* **Collected data**
☆ ☆ ☆ ☆ ☆
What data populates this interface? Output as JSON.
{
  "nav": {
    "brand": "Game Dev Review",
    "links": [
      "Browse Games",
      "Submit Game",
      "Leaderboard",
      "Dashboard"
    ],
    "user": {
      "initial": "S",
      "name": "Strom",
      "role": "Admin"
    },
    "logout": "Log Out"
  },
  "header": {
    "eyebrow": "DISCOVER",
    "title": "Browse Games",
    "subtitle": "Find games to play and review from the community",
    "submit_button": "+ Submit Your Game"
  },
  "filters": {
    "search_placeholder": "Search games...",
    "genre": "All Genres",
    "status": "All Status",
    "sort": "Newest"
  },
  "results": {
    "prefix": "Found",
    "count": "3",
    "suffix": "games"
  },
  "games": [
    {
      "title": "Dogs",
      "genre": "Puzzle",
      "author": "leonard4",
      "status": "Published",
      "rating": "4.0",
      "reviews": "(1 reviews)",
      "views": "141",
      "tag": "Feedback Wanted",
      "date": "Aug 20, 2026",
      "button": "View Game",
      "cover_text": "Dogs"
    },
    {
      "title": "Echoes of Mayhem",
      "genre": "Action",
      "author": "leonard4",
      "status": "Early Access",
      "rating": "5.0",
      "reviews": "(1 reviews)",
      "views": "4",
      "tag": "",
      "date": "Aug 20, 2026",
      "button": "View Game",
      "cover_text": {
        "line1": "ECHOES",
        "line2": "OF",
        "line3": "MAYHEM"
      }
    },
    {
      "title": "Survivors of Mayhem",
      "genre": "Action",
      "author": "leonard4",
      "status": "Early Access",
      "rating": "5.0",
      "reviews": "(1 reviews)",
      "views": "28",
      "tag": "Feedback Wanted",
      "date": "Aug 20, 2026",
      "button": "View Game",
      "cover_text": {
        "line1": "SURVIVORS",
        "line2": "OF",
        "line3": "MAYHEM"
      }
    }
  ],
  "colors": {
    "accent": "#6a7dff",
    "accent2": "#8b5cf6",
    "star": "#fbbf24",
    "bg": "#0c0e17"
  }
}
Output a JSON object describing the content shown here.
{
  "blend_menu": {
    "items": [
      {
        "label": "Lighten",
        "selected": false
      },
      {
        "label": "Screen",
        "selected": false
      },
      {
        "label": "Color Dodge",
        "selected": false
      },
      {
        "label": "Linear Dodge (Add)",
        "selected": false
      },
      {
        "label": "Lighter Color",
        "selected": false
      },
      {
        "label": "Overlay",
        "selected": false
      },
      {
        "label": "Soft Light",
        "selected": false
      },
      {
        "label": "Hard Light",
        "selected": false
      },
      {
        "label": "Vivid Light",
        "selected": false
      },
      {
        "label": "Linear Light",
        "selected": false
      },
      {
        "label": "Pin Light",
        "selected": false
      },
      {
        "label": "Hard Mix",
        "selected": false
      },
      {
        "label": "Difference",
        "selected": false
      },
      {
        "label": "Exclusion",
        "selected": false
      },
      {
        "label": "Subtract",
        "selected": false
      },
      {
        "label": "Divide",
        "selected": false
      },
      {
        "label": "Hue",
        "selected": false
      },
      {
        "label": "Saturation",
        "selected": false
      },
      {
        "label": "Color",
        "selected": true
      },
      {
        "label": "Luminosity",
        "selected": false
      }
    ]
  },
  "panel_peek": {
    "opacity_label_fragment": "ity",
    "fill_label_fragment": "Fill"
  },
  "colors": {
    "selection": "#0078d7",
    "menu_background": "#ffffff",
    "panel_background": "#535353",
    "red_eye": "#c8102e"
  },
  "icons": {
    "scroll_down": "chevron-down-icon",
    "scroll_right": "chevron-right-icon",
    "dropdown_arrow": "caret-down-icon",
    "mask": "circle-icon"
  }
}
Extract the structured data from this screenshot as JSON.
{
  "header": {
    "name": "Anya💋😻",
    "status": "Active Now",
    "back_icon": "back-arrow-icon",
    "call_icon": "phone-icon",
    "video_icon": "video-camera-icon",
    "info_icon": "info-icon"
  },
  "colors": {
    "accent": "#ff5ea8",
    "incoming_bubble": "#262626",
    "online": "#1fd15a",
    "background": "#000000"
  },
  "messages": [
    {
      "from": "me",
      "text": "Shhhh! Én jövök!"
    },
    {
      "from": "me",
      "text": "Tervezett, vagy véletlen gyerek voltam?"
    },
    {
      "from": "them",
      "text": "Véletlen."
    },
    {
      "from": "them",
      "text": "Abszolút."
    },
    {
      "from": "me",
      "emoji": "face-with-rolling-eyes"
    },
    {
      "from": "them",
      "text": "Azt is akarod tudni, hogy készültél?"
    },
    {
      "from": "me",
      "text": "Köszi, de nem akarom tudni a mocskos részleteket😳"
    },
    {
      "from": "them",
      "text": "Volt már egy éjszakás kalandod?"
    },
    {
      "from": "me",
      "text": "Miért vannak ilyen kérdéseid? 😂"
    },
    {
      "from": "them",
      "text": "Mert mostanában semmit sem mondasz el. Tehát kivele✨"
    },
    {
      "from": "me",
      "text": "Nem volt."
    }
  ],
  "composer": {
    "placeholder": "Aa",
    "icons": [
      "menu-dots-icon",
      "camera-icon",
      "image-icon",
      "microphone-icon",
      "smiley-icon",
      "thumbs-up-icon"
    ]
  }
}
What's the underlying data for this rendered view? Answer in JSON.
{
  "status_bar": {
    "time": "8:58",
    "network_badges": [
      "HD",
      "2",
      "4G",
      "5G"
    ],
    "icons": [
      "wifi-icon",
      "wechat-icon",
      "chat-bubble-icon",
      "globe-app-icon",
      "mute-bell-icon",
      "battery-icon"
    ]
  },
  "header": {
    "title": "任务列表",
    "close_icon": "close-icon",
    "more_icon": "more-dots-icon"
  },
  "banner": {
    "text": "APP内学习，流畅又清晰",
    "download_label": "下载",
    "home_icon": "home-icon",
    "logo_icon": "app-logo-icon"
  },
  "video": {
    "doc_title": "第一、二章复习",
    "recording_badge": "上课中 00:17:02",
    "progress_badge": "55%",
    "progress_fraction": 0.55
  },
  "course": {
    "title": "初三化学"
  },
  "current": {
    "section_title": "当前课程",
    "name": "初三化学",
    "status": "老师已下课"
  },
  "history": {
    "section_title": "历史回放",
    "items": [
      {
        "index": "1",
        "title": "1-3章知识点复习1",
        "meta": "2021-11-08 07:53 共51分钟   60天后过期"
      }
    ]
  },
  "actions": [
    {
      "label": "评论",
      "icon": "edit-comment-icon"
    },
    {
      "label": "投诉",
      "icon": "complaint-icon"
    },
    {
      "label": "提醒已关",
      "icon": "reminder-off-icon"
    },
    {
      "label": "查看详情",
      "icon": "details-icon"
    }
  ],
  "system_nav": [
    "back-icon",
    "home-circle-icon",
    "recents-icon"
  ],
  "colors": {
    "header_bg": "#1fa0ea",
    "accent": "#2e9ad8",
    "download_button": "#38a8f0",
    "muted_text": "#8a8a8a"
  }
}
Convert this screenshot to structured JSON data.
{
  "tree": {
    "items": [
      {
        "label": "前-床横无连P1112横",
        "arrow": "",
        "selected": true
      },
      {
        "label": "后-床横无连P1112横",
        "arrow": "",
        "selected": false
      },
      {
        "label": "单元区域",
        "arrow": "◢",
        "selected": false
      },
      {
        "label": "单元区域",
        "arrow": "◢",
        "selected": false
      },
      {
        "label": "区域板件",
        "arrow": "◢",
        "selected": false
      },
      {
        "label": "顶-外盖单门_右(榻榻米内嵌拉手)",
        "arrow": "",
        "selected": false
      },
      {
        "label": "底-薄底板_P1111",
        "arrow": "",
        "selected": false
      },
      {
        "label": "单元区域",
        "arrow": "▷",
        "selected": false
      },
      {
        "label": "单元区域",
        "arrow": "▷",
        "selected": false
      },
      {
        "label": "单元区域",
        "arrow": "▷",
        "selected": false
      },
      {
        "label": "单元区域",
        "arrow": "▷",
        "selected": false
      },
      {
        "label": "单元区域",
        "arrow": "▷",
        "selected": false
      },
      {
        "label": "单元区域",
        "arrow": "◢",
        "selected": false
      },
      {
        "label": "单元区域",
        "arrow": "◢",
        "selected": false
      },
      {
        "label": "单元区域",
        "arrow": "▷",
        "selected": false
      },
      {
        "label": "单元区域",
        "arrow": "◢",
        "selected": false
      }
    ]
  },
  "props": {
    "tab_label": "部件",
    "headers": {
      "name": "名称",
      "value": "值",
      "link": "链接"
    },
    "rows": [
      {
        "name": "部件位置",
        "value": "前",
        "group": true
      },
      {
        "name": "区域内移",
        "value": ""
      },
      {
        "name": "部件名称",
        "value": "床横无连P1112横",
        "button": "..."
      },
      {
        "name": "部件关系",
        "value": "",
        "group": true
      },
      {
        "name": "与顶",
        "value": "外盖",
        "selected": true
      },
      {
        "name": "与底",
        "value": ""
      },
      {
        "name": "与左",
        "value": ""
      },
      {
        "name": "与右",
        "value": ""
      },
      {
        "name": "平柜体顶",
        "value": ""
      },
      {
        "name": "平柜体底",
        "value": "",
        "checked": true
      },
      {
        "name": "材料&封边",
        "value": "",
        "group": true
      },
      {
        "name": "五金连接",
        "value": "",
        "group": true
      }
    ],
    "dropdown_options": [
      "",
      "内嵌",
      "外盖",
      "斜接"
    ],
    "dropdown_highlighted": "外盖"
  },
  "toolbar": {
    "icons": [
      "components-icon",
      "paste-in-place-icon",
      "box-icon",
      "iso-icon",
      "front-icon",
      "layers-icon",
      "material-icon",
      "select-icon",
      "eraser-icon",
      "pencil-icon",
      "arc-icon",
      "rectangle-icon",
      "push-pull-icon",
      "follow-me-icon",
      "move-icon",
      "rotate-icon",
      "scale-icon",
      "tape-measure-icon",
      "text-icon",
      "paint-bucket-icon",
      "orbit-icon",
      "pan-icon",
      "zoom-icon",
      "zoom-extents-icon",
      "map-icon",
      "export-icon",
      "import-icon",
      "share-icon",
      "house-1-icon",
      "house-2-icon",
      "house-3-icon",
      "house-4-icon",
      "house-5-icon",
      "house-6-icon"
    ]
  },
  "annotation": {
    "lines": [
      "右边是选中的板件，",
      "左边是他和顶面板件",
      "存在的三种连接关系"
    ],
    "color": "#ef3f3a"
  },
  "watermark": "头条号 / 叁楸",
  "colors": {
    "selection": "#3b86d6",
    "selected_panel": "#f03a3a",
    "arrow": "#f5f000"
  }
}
☆ ☆ ☆ ☆ ☆
Locate all lines that include the word "Linear" and copy them out.

        "label": "Linear Dodge (Add)",
        "label": "Linear Light",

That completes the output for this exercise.